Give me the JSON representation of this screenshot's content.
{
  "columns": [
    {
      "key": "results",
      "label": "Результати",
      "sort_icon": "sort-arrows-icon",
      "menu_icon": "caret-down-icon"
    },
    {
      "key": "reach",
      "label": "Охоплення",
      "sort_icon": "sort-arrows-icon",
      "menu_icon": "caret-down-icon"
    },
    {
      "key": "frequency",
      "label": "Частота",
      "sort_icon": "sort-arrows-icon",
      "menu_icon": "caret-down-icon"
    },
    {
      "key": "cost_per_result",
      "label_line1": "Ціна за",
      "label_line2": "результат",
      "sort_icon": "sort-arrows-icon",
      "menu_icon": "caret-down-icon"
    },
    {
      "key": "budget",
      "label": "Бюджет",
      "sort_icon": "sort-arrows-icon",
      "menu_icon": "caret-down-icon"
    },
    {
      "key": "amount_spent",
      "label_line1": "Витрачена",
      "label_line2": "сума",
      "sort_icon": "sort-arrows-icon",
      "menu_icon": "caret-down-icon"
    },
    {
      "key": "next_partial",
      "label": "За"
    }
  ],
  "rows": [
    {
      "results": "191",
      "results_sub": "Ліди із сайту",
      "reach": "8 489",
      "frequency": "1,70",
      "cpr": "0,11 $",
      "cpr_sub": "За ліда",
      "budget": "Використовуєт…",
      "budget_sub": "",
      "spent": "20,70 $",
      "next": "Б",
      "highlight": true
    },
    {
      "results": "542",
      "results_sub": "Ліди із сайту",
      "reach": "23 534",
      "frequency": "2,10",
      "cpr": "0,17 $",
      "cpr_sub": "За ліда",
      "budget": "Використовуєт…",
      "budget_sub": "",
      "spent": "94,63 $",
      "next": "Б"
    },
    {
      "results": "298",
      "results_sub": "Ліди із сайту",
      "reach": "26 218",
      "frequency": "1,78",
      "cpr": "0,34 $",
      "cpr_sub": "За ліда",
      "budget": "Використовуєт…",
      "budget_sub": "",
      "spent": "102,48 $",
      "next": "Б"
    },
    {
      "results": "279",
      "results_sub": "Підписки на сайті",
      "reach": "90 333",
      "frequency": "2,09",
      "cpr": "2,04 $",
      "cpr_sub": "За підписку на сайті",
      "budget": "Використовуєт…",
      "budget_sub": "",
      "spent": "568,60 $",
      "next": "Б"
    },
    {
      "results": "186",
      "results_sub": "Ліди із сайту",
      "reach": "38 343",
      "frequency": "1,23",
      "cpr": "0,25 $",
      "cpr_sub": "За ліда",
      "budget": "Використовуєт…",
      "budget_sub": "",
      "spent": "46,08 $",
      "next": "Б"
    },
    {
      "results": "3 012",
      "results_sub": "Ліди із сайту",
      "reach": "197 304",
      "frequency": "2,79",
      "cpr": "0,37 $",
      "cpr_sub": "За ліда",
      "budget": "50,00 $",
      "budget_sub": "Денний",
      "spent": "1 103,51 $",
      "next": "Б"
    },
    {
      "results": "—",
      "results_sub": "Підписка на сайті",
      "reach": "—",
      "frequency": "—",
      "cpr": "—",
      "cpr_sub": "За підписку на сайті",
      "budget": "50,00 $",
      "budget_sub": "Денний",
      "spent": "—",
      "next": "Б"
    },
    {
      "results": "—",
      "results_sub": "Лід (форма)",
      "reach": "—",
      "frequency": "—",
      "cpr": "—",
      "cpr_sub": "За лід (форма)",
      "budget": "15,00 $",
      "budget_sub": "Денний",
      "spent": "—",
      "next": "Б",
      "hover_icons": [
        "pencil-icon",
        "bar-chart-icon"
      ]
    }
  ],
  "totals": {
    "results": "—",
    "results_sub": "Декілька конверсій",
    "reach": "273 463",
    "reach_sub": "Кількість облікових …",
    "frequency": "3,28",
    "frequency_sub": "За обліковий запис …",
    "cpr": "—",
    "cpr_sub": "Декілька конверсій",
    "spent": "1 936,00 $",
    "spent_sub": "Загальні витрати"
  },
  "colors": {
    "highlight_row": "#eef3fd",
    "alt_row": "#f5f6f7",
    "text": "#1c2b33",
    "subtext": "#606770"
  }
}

Stated task:
Print every entry exactly as written.

Written reply:
Give me the JSON representation of this screenshot's content.
{
  "columns": [
    {
      "key": "results",
      "label": "Результати",
      "sort_icon": "sort-arrows-icon",
      "menu_icon": "caret-down-icon"
    },
    {
      "key": "reach",
      "label": "Охоплення",
      "sort_icon": "sort-arrows-icon",
      "menu_icon": "caret-down-icon"
    },
    {
      "key": "frequency",
      "label": "Частота",
      "sort_icon": "sort-arrows-icon",
      "menu_icon": "caret-down-icon"
    },
    {
      "key": "cost_per_result",
      "label_line1": "Ціна за",
      "label_line2": "результат",
      "sort_icon": "sort-arrows-icon",
      "menu_icon": "caret-down-icon"
    },
    {
      "key": "budget",
      "label": "Бюджет",
      "sort_icon": "sort-arrows-icon",
      "menu_icon": "caret-down-icon"
    },
    {
      "key": "amount_spent",
      "label_line1": "Витрачена",
      "label_line2": "сума",
      "sort_icon": "sort-arrows-icon",
      "menu_icon": "caret-down-icon"
    },
    {
      "key": "next_partial",
      "label": "За"
    }
  ],
  "rows": [
    {
      "results": "191",
      "results_sub": "Ліди із сайту",
      "reach": "8 489",
      "frequency": "1,70",
      "cpr": "0,11 $",
      "cpr_sub": "За ліда",
      "budget": "Використовуєт…",
      "budget_sub": "",
      "spent": "20,70 $",
      "next": "Б",
      "highlight": true
    },
    {
      "results": "542",
      "results_sub": "Ліди із сайту",
      "reach": "23 534",
      "frequency": "2,10",
      "cpr": "0,17 $",
      "cpr_sub": "За ліда",
      "budget": "Використовуєт…",
      "budget_sub": "",
      "spent": "94,63 $",
      "next": "Б"
    },
    {
      "results": "298",
      "results_sub": "Ліди із сайту",
      "reach": "26 218",
      "frequency": "1,78",
      "cpr": "0,34 $",
      "cpr_sub": "За ліда",
      "budget": "Використовуєт…",
      "budget_sub": "",
      "spent": "102,48 $",
      "next": "Б"
    },
    {
      "results": "279",
      "results_sub": "Підписки на сайті",
      "reach": "90 333",
      "frequency": "2,09",
      "cpr": "2,04 $",
      "cpr_sub": "За підписку на сайті",
      "budget": "Використовуєт…",
      "budget_sub": "",
      "spent": "568,60 $",
      "next": "Б"
    },
    {
      "results": "186",
      "results_sub": "Ліди із сайту",
      "reach": "38 343",
      "frequency": "1,23",
      "cpr": "0,25 $",
      "cpr_sub": "За ліда",
      "budget": "Використовуєт…",
      "budget_sub": "",
      "spent": "46,08 $",
      "next": "Б"
    },
    {
      "results": "3 012",
      "results_sub": "Ліди із сайту",
      "reach": "197 304",
      "frequency": "2,79",
      "cpr": "0,37 $",
      "cpr_sub": "За ліда",
      "budget": "50,00 $",
      "budget_sub": "Денний",
      "spent": "1 103,51 $",
      "next": "Б"
    },
    {
      "results": "—",
      "results_sub": "Підписка на сайті",
      "reach": "—",
      "frequency": "—",
      "cpr": "—",
      "cpr_sub": "За підписку на сайті",
      "budget": "50,00 $",
      "budget_sub": "Денний",
      "spent": "—",
      "next": "Б"
    },
    {
      "results": "—",
      "results_sub": "Лід (форма)",
      "reach": "—",
      "frequency": "—",
      "cpr": "—",
      "cpr_sub": "За лід (форма)",
      "budget": "15,00 $",
      "budget_sub": "Денний",
      "spent": "—",
      "next": "Б",
      "hover_icons": [
        "pencil-icon",
        "bar-chart-icon"
      ]
    }
  ],
  "totals": {
    "results": "—",
    "results_sub": "Декілька конверсій",
    "reach": "273 463",
    "reach_sub": "Кількість облікових …",
    "frequency": "3,28",
    "frequency_sub": "За обліковий запис …",
    "cpr": "—",
    "cpr_sub": "Декілька конверсій",
    "spent": "1 936,00 $",
    "spent_sub": "Загальні витрати"
  },
  "colors": {
    "highlight_row": "#eef3fd",
    "alt_row": "#f5f6f7",
    "text": "#1c2b33",
    "subtext": "#606770"
  }
}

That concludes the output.